** start **

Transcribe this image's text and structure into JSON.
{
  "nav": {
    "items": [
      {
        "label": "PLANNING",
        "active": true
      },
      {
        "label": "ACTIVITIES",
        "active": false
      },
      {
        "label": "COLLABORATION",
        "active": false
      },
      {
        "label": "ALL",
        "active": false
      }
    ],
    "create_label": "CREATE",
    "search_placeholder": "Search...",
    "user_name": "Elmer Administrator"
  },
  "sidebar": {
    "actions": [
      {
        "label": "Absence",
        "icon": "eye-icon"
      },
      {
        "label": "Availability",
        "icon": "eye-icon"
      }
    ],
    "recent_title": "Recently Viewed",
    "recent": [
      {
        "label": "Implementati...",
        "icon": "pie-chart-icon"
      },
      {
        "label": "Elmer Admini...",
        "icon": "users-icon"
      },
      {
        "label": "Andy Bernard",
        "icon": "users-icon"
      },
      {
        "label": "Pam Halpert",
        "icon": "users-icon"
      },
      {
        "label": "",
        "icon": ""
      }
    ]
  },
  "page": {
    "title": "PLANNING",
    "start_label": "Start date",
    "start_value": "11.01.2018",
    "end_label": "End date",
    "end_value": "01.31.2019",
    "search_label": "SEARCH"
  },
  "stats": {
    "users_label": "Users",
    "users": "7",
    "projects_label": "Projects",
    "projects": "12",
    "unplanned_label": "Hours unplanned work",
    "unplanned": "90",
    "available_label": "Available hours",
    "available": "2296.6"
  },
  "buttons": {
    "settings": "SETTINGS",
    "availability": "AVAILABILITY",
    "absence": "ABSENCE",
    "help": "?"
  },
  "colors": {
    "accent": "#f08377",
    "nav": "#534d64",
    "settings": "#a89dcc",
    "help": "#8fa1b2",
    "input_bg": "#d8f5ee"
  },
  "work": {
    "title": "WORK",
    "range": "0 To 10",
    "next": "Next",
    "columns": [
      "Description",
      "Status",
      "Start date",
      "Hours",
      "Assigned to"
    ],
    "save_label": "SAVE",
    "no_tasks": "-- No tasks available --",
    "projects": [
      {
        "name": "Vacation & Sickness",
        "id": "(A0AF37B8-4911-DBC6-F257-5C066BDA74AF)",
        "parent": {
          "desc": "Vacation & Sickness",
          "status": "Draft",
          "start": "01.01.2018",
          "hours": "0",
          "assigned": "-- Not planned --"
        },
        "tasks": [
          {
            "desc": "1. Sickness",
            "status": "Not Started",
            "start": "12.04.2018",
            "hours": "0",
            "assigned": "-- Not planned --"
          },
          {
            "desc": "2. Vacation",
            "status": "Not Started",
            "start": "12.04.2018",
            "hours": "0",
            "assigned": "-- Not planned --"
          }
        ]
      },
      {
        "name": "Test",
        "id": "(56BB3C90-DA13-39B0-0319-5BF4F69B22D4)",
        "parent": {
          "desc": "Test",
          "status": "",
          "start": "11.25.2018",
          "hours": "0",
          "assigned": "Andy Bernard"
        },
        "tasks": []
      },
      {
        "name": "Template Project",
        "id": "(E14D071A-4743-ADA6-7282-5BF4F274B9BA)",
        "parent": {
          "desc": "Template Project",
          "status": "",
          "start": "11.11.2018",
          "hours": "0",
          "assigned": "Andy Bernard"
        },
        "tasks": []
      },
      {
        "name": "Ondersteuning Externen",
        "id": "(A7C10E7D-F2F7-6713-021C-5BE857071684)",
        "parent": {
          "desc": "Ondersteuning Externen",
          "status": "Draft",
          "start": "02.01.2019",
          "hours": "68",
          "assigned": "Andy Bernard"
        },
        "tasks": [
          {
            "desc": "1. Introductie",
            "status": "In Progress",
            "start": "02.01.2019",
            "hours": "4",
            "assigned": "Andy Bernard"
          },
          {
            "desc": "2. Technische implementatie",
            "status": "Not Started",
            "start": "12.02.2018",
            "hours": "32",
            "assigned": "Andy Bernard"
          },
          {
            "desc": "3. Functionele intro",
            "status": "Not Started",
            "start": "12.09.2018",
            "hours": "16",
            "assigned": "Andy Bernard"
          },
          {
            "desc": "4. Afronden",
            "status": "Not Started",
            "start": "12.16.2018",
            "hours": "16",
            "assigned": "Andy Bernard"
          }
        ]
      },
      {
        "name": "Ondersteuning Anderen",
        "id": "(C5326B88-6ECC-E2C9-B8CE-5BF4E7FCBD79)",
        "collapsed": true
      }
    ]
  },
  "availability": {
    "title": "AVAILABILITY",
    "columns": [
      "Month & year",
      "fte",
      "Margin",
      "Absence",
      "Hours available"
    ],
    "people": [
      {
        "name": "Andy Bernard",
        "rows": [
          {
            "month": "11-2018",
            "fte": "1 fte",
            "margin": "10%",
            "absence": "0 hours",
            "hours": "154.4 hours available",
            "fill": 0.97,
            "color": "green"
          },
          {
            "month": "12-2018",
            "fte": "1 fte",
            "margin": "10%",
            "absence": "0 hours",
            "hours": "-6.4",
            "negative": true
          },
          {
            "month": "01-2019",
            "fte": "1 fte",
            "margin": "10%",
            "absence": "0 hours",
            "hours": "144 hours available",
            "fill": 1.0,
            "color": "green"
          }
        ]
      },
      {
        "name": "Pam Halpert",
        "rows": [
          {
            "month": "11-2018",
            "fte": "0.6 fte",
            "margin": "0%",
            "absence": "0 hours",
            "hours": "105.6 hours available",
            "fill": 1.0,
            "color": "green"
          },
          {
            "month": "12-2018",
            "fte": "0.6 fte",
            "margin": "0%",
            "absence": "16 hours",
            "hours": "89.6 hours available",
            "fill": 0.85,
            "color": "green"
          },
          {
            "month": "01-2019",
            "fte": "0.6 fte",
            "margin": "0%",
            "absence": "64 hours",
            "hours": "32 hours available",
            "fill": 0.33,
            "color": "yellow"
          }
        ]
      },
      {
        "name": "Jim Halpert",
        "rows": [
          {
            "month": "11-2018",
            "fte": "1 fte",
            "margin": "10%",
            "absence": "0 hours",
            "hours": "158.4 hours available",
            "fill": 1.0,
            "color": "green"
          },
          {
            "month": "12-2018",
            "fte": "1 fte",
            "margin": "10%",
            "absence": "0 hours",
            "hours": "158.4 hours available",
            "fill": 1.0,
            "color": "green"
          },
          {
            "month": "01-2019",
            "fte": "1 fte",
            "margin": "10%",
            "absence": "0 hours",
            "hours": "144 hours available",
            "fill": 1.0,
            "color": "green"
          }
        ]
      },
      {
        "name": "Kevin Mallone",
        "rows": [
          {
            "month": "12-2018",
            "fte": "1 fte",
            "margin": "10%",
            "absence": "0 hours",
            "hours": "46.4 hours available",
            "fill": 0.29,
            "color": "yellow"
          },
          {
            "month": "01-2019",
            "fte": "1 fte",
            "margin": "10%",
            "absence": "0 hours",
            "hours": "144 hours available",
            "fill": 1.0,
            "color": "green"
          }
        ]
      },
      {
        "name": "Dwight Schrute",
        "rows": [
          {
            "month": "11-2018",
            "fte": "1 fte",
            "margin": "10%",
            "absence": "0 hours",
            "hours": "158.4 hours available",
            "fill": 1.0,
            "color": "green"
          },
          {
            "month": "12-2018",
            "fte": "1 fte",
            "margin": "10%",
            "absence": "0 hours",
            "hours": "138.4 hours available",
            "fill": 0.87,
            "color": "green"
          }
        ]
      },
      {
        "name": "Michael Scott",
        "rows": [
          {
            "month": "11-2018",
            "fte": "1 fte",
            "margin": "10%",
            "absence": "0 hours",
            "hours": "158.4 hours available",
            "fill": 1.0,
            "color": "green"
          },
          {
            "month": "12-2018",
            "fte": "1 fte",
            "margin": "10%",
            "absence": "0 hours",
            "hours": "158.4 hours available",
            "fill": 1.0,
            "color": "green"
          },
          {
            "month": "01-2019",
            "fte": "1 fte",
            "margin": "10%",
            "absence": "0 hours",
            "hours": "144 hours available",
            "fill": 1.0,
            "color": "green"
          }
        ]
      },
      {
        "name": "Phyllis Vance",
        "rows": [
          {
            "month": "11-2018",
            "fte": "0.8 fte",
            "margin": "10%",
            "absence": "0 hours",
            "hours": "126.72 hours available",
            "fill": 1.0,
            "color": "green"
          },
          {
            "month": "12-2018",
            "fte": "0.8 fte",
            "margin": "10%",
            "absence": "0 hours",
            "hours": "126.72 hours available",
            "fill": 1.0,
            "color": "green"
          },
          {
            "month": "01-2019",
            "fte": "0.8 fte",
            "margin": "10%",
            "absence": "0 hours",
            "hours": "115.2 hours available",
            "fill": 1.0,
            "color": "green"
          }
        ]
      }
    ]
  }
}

** end **

Give only the number of lines in the entries above that hold the string "Vacation".

WRITTEN SOLUTION → 3